■ **Work required**
Transcribe the whole listing below without changing a word, but leave out every image.

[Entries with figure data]

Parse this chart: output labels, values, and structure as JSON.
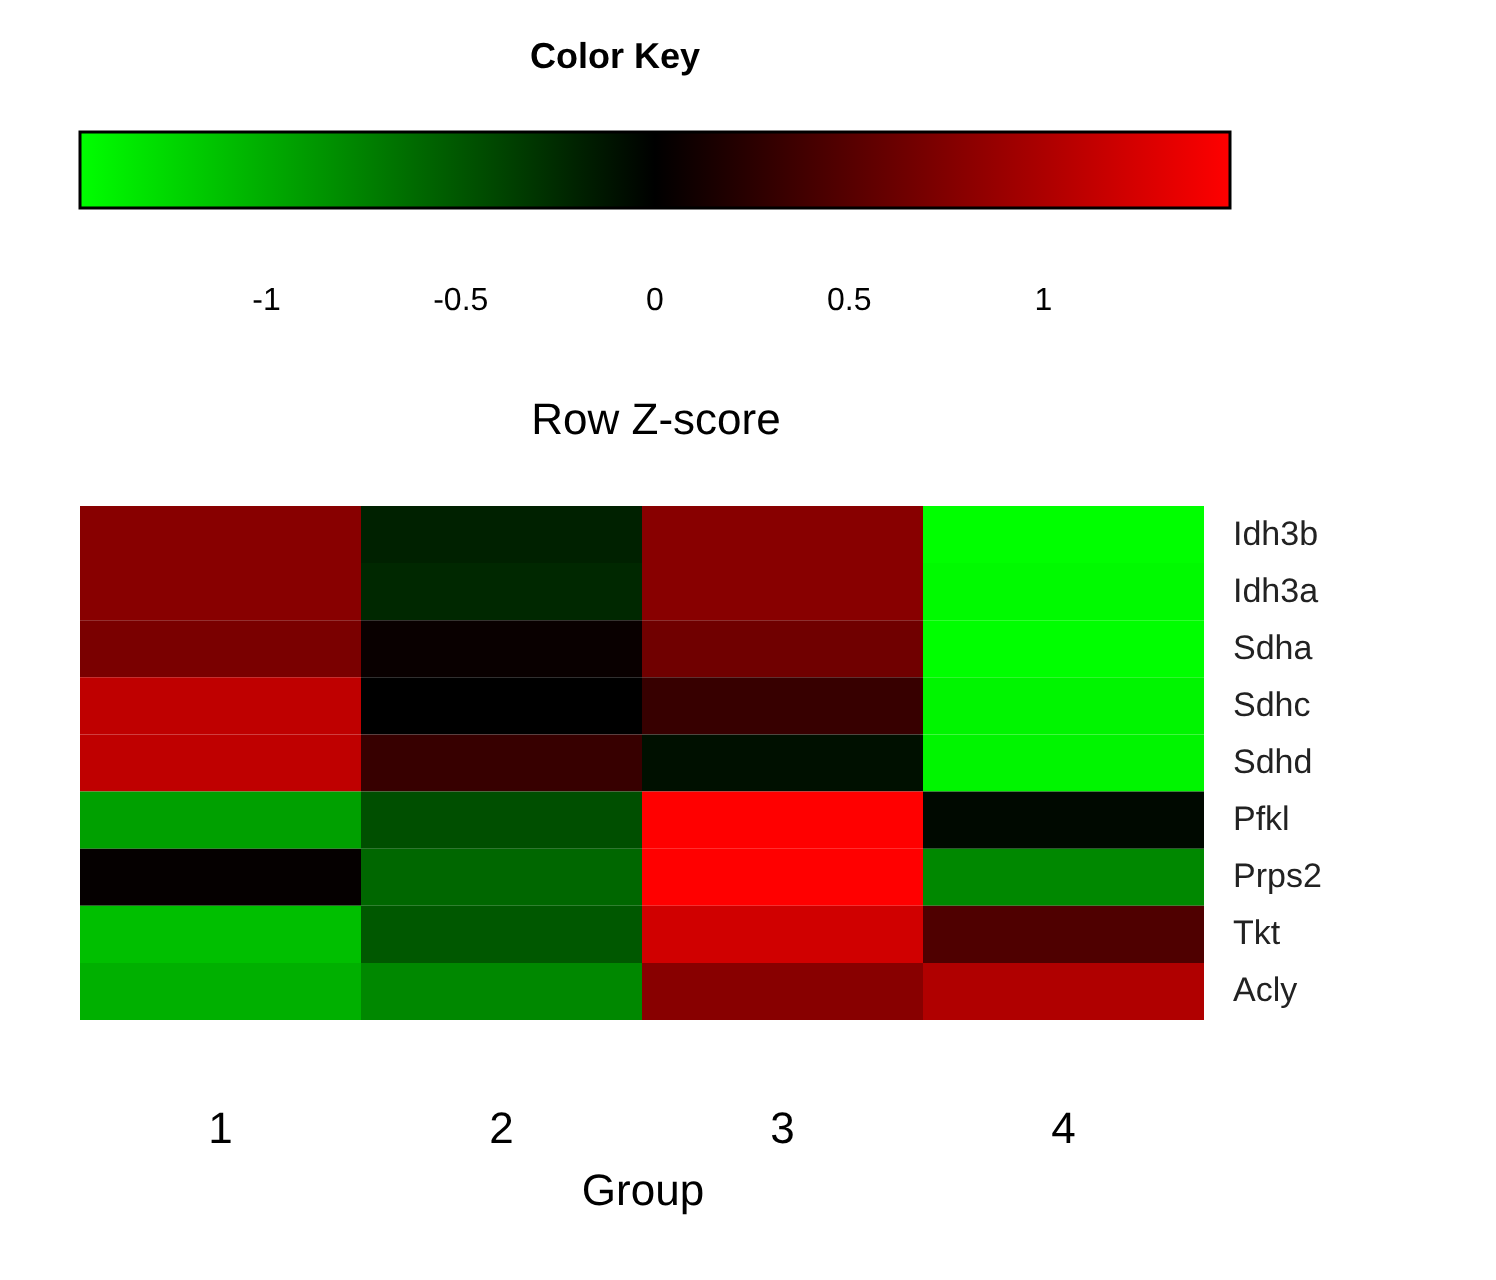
{
  "chart_data": {
    "type": "heatmap",
    "title": "Color Key",
    "clabel": "Row Z-score",
    "xlabel": "Group",
    "categories": [
      "1",
      "2",
      "3",
      "4"
    ],
    "y_categories": [
      "Idh3b",
      "Idh3a",
      "Sdha",
      "Sdhc",
      "Sdhd",
      "Pfkl",
      "Prps2",
      "Tkt",
      "Acly"
    ],
    "cells": [
      [
        0.79,
        -0.19,
        0.79,
        -1.48
      ],
      [
        0.79,
        -0.23,
        0.79,
        -1.45
      ],
      [
        0.71,
        0.05,
        0.65,
        -1.48
      ],
      [
        1.11,
        0,
        0.32,
        -1.42
      ],
      [
        1.11,
        0.32,
        -0.09,
        -1.42
      ],
      [
        -0.93,
        -0.46,
        1.48,
        -0.05
      ],
      [
        0.03,
        -0.6,
        1.48,
        -0.79
      ],
      [
        -1.11,
        -0.51,
        1.21,
        0.46
      ],
      [
        -1.02,
        -0.79,
        0.79,
        1.02
      ]
    ],
    "clim": [
      -1.48,
      1.48
    ],
    "cticks": [
      -1,
      -0.5,
      0,
      0.5,
      1
    ]
  }
}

■ **Expected output**
Parse this chart: output labels, values, and structure as JSON.
{
  "chart_data": {
    "type": "heatmap",
    "title": "Color Key",
    "clabel": "Row Z-score",
    "xlabel": "Group",
    "categories": [
      "1",
      "2",
      "3",
      "4"
    ],
    "y_categories": [
      "Idh3b",
      "Idh3a",
      "Sdha",
      "Sdhc",
      "Sdhd",
      "Pfkl",
      "Prps2",
      "Tkt",
      "Acly"
    ],
    "cells": [
      [
        0.79,
        -0.19,
        0.79,
        -1.48
      ],
      [
        0.79,
        -0.23,
        0.79,
        -1.45
      ],
      [
        0.71,
        0.05,
        0.65,
        -1.48
      ],
      [
        1.11,
        0,
        0.32,
        -1.42
      ],
      [
        1.11,
        0.32,
        -0.09,
        -1.42
      ],
      [
        -0.93,
        -0.46,
        1.48,
        -0.05
      ],
      [
        0.03,
        -0.6,
        1.48,
        -0.79
      ],
      [
        -1.11,
        -0.51,
        1.21,
        0.46
      ],
      [
        -1.02,
        -0.79,
        0.79,
        1.02
      ]
    ],
    "clim": [
      -1.48,
      1.48
    ],
    "cticks": [
      -1,
      -0.5,
      0,
      0.5,
      1
    ]
  }
}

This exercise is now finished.